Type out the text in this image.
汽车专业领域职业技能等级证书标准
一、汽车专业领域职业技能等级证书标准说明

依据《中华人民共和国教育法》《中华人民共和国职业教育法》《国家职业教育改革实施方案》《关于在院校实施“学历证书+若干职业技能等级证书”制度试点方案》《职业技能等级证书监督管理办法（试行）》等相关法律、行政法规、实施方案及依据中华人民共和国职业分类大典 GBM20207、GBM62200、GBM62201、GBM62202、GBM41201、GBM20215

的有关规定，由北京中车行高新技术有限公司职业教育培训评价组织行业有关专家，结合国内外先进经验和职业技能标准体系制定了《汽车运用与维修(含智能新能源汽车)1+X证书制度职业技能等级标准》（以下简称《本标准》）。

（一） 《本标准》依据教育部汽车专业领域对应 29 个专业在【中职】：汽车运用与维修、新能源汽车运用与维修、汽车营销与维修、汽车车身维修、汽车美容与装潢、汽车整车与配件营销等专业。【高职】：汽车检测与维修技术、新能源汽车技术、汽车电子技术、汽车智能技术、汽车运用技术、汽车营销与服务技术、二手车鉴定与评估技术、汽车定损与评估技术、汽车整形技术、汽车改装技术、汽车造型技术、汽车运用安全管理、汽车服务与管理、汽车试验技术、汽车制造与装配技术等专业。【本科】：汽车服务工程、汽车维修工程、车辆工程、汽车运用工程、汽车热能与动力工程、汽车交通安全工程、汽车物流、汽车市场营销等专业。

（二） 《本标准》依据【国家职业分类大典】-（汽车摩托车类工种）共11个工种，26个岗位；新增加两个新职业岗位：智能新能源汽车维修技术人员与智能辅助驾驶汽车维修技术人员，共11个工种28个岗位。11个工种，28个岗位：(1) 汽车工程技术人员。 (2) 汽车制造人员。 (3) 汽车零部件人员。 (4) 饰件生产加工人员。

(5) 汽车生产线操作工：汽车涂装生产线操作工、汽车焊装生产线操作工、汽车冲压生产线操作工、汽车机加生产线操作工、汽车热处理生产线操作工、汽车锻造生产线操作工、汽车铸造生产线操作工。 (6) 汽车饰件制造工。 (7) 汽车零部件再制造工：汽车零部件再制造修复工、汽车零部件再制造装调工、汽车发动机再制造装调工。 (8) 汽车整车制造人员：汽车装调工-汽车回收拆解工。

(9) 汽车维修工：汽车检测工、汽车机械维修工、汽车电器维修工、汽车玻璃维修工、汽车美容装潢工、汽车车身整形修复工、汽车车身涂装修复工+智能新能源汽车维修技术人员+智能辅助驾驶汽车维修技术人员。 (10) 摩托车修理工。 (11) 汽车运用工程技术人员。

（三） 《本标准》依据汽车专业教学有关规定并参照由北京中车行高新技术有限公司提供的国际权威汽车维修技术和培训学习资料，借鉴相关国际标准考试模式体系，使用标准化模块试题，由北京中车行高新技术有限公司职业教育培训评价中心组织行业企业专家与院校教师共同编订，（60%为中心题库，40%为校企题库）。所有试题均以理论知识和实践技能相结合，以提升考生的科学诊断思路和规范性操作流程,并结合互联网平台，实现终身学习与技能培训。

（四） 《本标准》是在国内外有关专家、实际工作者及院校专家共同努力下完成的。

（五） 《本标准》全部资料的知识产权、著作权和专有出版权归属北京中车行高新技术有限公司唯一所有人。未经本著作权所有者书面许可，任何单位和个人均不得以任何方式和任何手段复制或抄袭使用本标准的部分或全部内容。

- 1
• • • • •
» WRITTEN PROBLEM: Go through the listing and copy all of it exactly.

» EXERCISE SOLUTION:
Type out the text in this image.
汽车专业领域职业技能等级证书标准
一、汽车专业领域职业技能等级证书标准说明

依据《中华人民共和国教育法》《中华人民共和国职业教育法》《国家职业教育改革实施方案》《关于在院校实施“学历证书+若干职业技能等级证书”制度试点方案》《职业技能等级证书监督管理办法（试行）》等相关法律、行政法规、实施方案及依据中华人民共和国职业分类大典 GBM20207、GBM62200、GBM62201、GBM62202、GBM41201、GBM20215

的有关规定，由北京中车行高新技术有限公司职业教育培训评价组织行业有关专家，结合国内外先进经验和职业技能标准体系制定了《汽车运用与维修(含智能新能源汽车)1+X证书制度职业技能等级标准》（以下简称《本标准》）。

（一） 《本标准》依据教育部汽车专业领域对应 29 个专业在【中职】：汽车运用与维修、新能源汽车运用与维修、汽车营销与维修、汽车车身维修、汽车美容与装潢、汽车整车与配件营销等专业。【高职】：汽车检测与维修技术、新能源汽车技术、汽车电子技术、汽车智能技术、汽车运用技术、汽车营销与服务技术、二手车鉴定与评估技术、汽车定损与评估技术、汽车整形技术、汽车改装技术、汽车造型技术、汽车运用安全管理、汽车服务与管理、汽车试验技术、汽车制造与装配技术等专业。【本科】：汽车服务工程、汽车维修工程、车辆工程、汽车运用工程、汽车热能与动力工程、汽车交通安全工程、汽车物流、汽车市场营销等专业。

（二） 《本标准》依据【国家职业分类大典】-（汽车摩托车类工种）共11个工种，26个岗位；新增加两个新职业岗位：智能新能源汽车维修技术人员与智能辅助驾驶汽车维修技术人员，共11个工种28个岗位。11个工种，28个岗位：(1) 汽车工程技术人员。 (2) 汽车制造人员。 (3) 汽车零部件人员。 (4) 饰件生产加工人员。

(5) 汽车生产线操作工：汽车涂装生产线操作工、汽车焊装生产线操作工、汽车冲压生产线操作工、汽车机加生产线操作工、汽车热处理生产线操作工、汽车锻造生产线操作工、汽车铸造生产线操作工。 (6) 汽车饰件制造工。 (7) 汽车零部件再制造工：汽车零部件再制造修复工、汽车零部件再制造装调工、汽车发动机再制造装调工。 (8) 汽车整车制造人员：汽车装调工-汽车回收拆解工。

(9) 汽车维修工：汽车检测工、汽车机械维修工、汽车电器维修工、汽车玻璃维修工、汽车美容装潢工、汽车车身整形修复工、汽车车身涂装修复工+智能新能源汽车维修技术人员+智能辅助驾驶汽车维修技术人员。 (10) 摩托车修理工。 (11) 汽车运用工程技术人员。

（三） 《本标准》依据汽车专业教学有关规定并参照由北京中车行高新技术有限公司提供的国际权威汽车维修技术和培训学习资料，借鉴相关国际标准考试模式体系，使用标准化模块试题，由北京中车行高新技术有限公司职业教育培训评价中心组织行业企业专家与院校教师共同编订，（60%为中心题库，40%为校企题库）。所有试题均以理论知识和实践技能相结合，以提升考生的科学诊断思路和规范性操作流程,并结合互联网平台，实现终身学习与技能培训。

（四） 《本标准》是在国内外有关专家、实际工作者及院校专家共同努力下完成的。

（五） 《本标准》全部资料的知识产权、著作权和专有出版权归属北京中车行高新技术有限公司唯一所有人。未经本著作权所有者书面许可，任何单位和个人均不得以任何方式和任何手段复制或抄袭使用本标准的部分或全部内容。

- 1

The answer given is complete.